## What is needed
Your task is to output the data exactly as it stands.
───── Supplied information ─────
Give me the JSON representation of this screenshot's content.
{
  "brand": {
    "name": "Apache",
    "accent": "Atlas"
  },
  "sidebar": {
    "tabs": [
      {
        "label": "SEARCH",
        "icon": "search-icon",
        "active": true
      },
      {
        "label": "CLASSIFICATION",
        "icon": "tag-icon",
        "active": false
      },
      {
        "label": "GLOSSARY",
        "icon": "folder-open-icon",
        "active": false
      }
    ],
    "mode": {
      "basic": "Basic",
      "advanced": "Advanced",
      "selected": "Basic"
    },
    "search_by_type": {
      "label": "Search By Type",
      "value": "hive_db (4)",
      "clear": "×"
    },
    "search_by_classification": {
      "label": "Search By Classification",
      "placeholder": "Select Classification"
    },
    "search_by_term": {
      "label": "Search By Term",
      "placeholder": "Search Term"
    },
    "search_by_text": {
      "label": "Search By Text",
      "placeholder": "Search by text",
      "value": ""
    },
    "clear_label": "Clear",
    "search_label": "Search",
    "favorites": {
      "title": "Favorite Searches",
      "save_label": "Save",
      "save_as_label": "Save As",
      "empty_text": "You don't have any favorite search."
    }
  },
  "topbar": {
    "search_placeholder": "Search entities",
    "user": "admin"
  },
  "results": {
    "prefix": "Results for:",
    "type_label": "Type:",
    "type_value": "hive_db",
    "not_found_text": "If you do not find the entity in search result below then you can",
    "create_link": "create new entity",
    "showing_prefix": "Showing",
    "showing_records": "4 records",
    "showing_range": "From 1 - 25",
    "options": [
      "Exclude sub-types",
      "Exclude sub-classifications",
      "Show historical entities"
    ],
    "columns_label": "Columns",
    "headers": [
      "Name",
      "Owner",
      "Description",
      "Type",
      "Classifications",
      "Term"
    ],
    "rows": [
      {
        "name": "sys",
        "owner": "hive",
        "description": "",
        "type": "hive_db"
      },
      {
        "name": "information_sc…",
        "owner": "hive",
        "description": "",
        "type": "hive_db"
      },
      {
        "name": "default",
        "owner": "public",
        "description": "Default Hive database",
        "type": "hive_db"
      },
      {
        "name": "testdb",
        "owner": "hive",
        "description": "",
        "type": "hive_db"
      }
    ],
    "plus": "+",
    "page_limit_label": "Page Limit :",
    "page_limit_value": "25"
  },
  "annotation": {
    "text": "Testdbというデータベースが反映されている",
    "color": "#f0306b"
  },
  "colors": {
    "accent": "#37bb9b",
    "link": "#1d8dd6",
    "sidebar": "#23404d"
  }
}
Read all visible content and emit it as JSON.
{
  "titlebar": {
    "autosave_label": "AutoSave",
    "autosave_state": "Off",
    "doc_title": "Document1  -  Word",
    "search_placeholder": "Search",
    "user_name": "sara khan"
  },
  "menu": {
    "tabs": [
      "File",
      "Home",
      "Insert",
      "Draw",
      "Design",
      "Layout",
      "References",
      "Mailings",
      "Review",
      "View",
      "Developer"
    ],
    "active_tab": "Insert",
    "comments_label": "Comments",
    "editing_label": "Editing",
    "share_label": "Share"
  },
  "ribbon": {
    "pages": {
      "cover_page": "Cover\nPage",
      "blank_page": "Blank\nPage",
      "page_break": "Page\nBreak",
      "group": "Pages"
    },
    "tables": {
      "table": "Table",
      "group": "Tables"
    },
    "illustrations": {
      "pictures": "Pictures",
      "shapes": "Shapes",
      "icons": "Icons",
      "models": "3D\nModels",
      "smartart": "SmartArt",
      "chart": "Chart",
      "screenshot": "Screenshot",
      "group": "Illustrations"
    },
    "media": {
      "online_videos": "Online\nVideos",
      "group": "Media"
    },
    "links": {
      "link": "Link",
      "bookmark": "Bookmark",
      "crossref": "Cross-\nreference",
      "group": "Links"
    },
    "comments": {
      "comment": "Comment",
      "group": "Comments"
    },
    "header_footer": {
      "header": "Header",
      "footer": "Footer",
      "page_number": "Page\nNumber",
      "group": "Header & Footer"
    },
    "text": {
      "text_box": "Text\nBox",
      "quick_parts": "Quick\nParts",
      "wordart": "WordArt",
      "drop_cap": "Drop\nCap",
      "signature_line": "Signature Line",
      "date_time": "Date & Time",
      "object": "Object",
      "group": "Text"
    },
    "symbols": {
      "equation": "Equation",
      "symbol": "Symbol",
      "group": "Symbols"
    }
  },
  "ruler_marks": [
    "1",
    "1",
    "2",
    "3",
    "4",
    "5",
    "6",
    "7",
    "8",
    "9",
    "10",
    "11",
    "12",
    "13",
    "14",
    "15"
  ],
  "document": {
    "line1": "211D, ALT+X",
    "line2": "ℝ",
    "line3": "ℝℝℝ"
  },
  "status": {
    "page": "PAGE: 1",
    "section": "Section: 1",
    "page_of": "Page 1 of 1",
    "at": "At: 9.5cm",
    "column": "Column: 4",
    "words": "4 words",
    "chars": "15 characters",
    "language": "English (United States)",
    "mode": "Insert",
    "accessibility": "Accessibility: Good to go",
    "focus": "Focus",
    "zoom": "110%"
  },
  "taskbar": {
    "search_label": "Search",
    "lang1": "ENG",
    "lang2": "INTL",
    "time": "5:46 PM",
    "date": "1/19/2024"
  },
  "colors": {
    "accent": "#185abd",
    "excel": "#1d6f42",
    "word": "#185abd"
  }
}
─────
## Solved exercise
Give me the JSON representation of this screenshot's content.
{
  "brand": {
    "name": "Apache",
    "accent": "Atlas"
  },
  "sidebar": {
    "tabs": [
      {
        "label": "SEARCH",
        "icon": "search-icon",
        "active": true
      },
      {
        "label": "CLASSIFICATION",
        "icon": "tag-icon",
        "active": false
      },
      {
        "label": "GLOSSARY",
        "icon": "folder-open-icon",
        "active": false
      }
    ],
    "mode": {
      "basic": "Basic",
      "advanced": "Advanced",
      "selected": "Basic"
    },
    "search_by_type": {
      "label": "Search By Type",
      "value": "hive_db (4)",
      "clear": "×"
    },
    "search_by_classification": {
      "label": "Search By Classification",
      "placeholder": "Select Classification"
    },
    "search_by_term": {
      "label": "Search By Term",
      "placeholder": "Search Term"
    },
    "search_by_text": {
      "label": "Search By Text",
      "placeholder": "Search by text",
      "value": ""
    },
    "clear_label": "Clear",
    "search_label": "Search",
    "favorites": {
      "title": "Favorite Searches",
      "save_label": "Save",
      "save_as_label": "Save As",
      "empty_text": "You don't have any favorite search."
    }
  },
  "topbar": {
    "search_placeholder": "Search entities",
    "user": "admin"
  },
  "results": {
    "prefix": "Results for:",
    "type_label": "Type:",
    "type_value": "hive_db",
    "not_found_text": "If you do not find the entity in search result below then you can",
    "create_link": "create new entity",
    "showing_prefix": "Showing",
    "showing_records": "4 records",
    "showing_range": "From 1 - 25",
    "options": [
      "Exclude sub-types",
      "Exclude sub-classifications",
      "Show historical entities"
    ],
    "columns_label": "Columns",
    "headers": [
      "Name",
      "Owner",
      "Description",
      "Type",
      "Classifications",
      "Term"
    ],
    "rows": [
      {
        "name": "sys",
        "owner": "hive",
        "description": "",
        "type": "hive_db"
      },
      {
        "name": "information_sc…",
        "owner": "hive",
        "description": "",
        "type": "hive_db"
      },
      {
        "name": "default",
        "owner": "public",
        "description": "Default Hive database",
        "type": "hive_db"
      },
      {
        "name": "testdb",
        "owner": "hive",
        "description": "",
        "type": "hive_db"
      }
    ],
    "plus": "+",
    "page_limit_label": "Page Limit :",
    "page_limit_value": "25"
  },
  "annotation": {
    "text": "Testdbというデータベースが反映されている",
    "color": "#f0306b"
  },
  "colors": {
    "accent": "#37bb9b",
    "link": "#1d8dd6",
    "sidebar": "#23404d"
  }
}
Read all visible content and emit it as JSON.
{
  "titlebar": {
    "autosave_label": "AutoSave",
    "autosave_state": "Off",
    "doc_title": "Document1  -  Word",
    "search_placeholder": "Search",
    "user_name": "sara khan"
  },
  "menu": {
    "tabs": [
      "File",
      "Home",
      "Insert",
      "Draw",
      "Design",
      "Layout",
      "References",
      "Mailings",
      "Review",
      "View",
      "Developer"
    ],
    "active_tab": "Insert",
    "comments_label": "Comments",
    "editing_label": "Editing",
    "share_label": "Share"
  },
  "ribbon": {
    "pages": {
      "cover_page": "Cover\nPage",
      "blank_page": "Blank\nPage",
      "page_break": "Page\nBreak",
      "group": "Pages"
    },
    "tables": {
      "table": "Table",
      "group": "Tables"
    },
    "illustrations": {
      "pictures": "Pictures",
      "shapes": "Shapes",
      "icons": "Icons",
      "models": "3D\nModels",
      "smartart": "SmartArt",
      "chart": "Chart",
      "screenshot": "Screenshot",
      "group": "Illustrations"
    },
    "media": {
      "online_videos": "Online\nVideos",
      "group": "Media"
    },
    "links": {
      "link": "Link",
      "bookmark": "Bookmark",
      "crossref": "Cross-\nreference",
      "group": "Links"
    },
    "comments": {
      "comment": "Comment",
      "group": "Comments"
    },
    "header_footer": {
      "header": "Header",
      "footer": "Footer",
      "page_number": "Page\nNumber",
      "group": "Header & Footer"
    },
    "text": {
      "text_box": "Text\nBox",
      "quick_parts": "Quick\nParts",
      "wordart": "WordArt",
      "drop_cap": "Drop\nCap",
      "signature_line": "Signature Line",
      "date_time": "Date & Time",
      "object": "Object",
      "group": "Text"
    },
    "symbols": {
      "equation": "Equation",
      "symbol": "Symbol",
      "group": "Symbols"
    }
  },
  "ruler_marks": [
    "1",
    "1",
    "2",
    "3",
    "4",
    "5",
    "6",
    "7",
    "8",
    "9",
    "10",
    "11",
    "12",
    "13",
    "14",
    "15"
  ],
  "document": {
    "line1": "211D, ALT+X",
    "line2": "ℝ",
    "line3": "ℝℝℝ"
  },
  "status": {
    "page": "PAGE: 1",
    "section": "Section: 1",
    "page_of": "Page 1 of 1",
    "at": "At: 9.5cm",
    "column": "Column: 4",
    "words": "4 words",
    "chars": "15 characters",
    "language": "English (United States)",
    "mode": "Insert",
    "accessibility": "Accessibility: Good to go",
    "focus": "Focus",
    "zoom": "110%"
  },
  "taskbar": {
    "search_label": "Search",
    "lang1": "ENG",
    "lang2": "INTL",
    "time": "5:46 PM",
    "date": "1/19/2024"
  },
  "colors": {
    "accent": "#185abd",
    "excel": "#1d6f42",
    "word": "#185abd"
  }
}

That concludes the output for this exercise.